:: Required work ::
Copy each line where the word "средств" occurs.

:: Data supplied ::
-- BEGIN --
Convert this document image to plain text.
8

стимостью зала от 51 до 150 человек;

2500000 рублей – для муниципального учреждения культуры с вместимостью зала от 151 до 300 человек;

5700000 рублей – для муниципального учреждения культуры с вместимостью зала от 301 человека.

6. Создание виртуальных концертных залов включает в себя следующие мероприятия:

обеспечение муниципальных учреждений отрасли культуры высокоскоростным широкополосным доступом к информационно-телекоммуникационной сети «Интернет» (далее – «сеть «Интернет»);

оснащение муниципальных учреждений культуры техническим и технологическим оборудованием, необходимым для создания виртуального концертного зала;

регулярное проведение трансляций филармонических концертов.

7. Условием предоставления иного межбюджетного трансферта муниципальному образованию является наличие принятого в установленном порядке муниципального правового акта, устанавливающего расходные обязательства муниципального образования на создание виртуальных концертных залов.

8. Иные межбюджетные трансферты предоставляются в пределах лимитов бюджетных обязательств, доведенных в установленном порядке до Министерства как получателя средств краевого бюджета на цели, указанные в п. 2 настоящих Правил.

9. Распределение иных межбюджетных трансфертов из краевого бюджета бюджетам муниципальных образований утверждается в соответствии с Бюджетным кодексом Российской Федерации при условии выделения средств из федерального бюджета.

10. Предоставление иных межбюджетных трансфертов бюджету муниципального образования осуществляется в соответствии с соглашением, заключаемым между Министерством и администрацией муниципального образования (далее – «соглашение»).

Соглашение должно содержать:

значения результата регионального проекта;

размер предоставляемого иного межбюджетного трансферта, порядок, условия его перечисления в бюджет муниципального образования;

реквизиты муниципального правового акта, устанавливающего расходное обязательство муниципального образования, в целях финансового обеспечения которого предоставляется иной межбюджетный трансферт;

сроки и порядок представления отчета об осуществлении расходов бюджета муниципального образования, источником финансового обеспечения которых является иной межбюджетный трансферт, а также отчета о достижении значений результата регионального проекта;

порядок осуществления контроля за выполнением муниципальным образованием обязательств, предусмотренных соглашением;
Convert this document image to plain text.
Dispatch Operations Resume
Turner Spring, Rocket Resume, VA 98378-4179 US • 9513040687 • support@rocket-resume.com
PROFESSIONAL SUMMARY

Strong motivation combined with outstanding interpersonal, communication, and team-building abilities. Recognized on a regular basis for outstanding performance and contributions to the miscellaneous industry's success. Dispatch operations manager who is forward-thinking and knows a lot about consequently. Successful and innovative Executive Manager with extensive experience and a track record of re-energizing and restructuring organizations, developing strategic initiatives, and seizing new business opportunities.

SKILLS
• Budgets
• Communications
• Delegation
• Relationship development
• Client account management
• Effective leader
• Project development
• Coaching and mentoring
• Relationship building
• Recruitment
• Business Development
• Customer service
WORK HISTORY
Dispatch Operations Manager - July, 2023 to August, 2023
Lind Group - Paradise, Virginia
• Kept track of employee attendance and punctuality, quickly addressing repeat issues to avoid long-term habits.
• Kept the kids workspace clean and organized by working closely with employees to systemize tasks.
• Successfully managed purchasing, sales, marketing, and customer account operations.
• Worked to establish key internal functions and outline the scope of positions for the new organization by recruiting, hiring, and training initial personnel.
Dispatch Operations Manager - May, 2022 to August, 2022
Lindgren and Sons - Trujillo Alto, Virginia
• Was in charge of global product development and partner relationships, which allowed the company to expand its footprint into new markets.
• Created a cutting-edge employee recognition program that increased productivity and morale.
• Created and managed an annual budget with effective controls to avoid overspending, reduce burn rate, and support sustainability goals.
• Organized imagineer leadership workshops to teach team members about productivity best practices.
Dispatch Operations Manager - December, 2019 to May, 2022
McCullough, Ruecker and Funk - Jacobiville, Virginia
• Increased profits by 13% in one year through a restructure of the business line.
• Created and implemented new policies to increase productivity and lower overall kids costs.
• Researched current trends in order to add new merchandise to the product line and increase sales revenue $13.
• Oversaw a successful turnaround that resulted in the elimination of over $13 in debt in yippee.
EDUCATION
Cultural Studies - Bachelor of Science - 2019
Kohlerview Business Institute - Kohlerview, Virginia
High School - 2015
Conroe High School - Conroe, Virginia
-- END --
:: Answer in full ::
8. Иные межбюджетные трансферты предоставляются в пределах лимитов бюджетных обязательств, доведенных в установленном порядке до Министерства как получателя средств краевого бюджета на цели, указанные в п. 2 настоящих Правил.
9. Распределение иных межбюджетных трансфертов из краевого бюджета бюджетам муниципальных образований утверждается в соответствии с Бюджетным кодексом Российской Федерации при условии выделения средств из федерального бюджета.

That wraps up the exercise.